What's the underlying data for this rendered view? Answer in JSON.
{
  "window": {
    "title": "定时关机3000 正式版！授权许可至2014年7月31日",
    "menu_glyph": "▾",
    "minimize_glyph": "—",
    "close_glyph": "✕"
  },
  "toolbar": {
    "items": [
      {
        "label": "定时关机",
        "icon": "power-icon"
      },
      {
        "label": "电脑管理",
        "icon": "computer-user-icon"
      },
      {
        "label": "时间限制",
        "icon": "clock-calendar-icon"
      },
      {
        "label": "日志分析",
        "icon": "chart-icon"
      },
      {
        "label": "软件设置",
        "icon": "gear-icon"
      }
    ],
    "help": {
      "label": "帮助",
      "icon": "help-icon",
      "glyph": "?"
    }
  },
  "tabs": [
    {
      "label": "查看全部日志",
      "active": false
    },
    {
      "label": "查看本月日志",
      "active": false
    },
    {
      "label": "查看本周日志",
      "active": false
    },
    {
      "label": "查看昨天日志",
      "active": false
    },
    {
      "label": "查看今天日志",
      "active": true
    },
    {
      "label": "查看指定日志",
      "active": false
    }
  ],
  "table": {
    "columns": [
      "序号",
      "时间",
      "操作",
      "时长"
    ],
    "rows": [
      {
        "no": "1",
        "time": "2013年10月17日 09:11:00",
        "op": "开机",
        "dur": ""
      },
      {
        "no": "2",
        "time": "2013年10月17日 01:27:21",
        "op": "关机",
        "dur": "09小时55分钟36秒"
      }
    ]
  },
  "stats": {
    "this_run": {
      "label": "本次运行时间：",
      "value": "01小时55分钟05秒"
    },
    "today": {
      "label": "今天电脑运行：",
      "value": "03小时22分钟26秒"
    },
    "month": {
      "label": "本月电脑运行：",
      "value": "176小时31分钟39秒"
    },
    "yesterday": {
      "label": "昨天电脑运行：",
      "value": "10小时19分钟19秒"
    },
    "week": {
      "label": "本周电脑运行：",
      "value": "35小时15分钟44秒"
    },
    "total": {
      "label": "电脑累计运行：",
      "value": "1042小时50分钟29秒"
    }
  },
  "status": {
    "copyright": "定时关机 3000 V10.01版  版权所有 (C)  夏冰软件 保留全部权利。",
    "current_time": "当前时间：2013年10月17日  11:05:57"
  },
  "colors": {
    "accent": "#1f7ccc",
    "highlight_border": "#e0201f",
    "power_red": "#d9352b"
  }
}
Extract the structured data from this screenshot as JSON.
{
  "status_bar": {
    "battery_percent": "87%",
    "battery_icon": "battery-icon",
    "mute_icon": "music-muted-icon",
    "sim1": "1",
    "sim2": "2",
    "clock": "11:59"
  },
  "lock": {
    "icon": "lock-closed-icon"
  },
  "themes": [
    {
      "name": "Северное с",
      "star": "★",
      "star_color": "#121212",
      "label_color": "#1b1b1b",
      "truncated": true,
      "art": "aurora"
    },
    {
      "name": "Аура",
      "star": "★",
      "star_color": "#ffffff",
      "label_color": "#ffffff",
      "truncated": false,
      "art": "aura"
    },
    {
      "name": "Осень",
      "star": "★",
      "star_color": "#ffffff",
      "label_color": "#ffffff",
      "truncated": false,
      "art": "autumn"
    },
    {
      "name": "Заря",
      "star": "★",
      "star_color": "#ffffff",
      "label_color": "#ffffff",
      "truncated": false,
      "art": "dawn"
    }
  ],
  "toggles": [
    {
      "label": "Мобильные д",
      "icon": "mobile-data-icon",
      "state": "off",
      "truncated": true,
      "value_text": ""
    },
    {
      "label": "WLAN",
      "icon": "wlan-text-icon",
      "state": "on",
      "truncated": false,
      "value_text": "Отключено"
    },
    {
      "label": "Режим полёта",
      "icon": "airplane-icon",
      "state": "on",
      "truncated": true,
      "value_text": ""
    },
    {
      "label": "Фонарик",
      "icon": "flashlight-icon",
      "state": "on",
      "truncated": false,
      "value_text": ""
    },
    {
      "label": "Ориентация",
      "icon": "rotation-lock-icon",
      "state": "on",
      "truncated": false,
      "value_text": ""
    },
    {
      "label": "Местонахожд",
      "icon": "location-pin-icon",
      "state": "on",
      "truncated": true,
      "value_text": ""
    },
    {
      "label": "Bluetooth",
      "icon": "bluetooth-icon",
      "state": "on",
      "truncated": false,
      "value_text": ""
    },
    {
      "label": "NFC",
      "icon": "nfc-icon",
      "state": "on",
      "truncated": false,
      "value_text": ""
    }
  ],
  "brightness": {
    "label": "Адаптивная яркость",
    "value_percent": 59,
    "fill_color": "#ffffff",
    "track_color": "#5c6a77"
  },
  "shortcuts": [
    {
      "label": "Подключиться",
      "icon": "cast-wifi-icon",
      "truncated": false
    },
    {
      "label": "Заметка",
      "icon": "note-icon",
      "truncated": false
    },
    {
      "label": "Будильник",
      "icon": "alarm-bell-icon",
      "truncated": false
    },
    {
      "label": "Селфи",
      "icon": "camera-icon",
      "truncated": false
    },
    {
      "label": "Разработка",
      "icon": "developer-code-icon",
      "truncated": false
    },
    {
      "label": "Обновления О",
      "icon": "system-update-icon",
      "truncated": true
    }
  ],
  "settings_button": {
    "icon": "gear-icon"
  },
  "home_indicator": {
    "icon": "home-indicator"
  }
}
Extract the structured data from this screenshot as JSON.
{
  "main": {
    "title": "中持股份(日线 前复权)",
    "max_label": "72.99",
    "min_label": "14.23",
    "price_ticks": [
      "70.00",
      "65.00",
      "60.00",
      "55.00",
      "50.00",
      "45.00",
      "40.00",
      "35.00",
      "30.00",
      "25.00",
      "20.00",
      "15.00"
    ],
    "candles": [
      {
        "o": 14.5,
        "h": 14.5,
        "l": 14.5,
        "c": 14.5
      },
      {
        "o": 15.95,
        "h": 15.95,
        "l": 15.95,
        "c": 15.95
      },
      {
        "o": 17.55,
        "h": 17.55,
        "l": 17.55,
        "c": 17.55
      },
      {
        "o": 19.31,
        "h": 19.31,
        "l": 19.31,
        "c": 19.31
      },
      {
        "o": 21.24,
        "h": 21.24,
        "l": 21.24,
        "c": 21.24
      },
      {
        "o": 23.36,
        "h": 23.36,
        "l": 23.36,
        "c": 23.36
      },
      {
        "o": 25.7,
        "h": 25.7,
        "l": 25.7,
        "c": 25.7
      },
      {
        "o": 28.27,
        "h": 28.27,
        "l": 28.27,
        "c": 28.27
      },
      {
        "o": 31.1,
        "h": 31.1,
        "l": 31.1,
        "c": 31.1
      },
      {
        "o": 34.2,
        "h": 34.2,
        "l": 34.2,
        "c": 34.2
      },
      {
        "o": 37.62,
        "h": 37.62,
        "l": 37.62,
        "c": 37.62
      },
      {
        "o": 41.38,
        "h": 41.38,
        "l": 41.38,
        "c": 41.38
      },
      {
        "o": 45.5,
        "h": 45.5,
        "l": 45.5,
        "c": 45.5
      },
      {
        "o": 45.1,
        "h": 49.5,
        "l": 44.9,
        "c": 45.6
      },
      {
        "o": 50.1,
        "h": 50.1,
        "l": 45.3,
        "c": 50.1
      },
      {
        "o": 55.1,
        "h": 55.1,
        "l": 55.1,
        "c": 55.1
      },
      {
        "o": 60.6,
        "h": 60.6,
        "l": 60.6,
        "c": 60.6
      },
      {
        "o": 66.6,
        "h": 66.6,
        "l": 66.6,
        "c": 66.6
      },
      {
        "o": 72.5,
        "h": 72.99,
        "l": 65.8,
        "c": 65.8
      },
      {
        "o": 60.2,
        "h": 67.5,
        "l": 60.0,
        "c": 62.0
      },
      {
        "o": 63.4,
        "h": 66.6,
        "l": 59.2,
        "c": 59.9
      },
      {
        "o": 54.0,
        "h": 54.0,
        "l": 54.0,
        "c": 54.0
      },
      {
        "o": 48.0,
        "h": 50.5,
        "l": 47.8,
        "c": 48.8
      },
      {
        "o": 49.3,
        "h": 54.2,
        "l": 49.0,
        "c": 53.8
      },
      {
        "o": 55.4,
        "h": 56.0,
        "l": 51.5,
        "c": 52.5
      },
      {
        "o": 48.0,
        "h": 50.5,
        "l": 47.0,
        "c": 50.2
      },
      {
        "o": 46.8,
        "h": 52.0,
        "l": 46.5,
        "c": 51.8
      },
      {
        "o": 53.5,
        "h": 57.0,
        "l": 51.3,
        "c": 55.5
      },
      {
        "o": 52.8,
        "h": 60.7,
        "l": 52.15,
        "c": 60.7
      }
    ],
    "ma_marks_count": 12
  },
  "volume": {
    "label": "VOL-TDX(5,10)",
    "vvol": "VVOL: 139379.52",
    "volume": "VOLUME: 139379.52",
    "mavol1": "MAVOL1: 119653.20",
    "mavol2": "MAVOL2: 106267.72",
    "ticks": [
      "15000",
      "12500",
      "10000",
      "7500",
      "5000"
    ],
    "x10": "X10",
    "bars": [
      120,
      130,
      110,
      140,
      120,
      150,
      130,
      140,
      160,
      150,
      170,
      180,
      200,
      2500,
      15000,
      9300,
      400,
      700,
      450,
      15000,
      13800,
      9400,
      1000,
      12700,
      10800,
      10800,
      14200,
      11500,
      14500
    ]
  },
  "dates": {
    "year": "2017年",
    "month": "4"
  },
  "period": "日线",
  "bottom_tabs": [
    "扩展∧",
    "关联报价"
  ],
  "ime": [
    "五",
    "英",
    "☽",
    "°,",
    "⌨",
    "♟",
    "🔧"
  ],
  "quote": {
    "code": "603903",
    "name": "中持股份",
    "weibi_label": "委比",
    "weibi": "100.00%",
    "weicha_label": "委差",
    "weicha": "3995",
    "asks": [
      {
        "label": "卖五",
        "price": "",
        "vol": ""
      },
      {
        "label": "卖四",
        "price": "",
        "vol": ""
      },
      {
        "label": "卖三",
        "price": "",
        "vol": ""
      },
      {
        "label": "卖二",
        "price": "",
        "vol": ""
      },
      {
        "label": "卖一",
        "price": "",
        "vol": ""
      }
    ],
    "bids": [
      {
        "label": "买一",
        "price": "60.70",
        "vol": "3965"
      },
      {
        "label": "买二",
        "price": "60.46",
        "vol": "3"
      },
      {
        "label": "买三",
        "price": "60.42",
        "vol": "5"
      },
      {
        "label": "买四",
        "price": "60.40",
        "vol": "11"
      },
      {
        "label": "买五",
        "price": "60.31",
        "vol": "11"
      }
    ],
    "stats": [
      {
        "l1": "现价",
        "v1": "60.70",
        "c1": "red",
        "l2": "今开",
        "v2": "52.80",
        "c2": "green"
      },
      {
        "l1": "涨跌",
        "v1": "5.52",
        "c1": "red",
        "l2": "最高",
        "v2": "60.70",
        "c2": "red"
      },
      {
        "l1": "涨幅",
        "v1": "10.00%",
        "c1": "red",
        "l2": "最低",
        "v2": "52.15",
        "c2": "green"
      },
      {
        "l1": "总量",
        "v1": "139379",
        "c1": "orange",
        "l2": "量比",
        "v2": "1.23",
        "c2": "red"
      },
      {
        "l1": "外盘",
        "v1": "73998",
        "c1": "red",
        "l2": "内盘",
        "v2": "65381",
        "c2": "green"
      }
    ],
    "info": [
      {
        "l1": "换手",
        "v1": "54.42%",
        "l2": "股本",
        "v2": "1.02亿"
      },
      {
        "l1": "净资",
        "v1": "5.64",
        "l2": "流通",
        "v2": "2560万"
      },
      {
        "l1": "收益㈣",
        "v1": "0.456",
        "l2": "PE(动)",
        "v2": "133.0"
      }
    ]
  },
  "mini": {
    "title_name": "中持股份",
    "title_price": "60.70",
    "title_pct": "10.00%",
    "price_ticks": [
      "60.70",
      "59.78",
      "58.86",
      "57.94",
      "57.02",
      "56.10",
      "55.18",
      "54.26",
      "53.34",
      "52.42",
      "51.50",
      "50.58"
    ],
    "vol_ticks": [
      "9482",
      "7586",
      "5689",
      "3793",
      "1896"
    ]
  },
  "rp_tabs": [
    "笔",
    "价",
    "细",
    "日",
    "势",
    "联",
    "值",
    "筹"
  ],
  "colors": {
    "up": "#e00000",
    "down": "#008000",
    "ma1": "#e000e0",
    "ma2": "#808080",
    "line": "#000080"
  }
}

Set task:
From the entries above, copy each line holding "data".

Answer for this exercise:
What's the underlying data for this rendered view? Answer in JSON.
Extract the structured data from this screenshot as JSON.
      "icon": "mobile-data-icon",
Extract the structured data from this screenshot as JSON.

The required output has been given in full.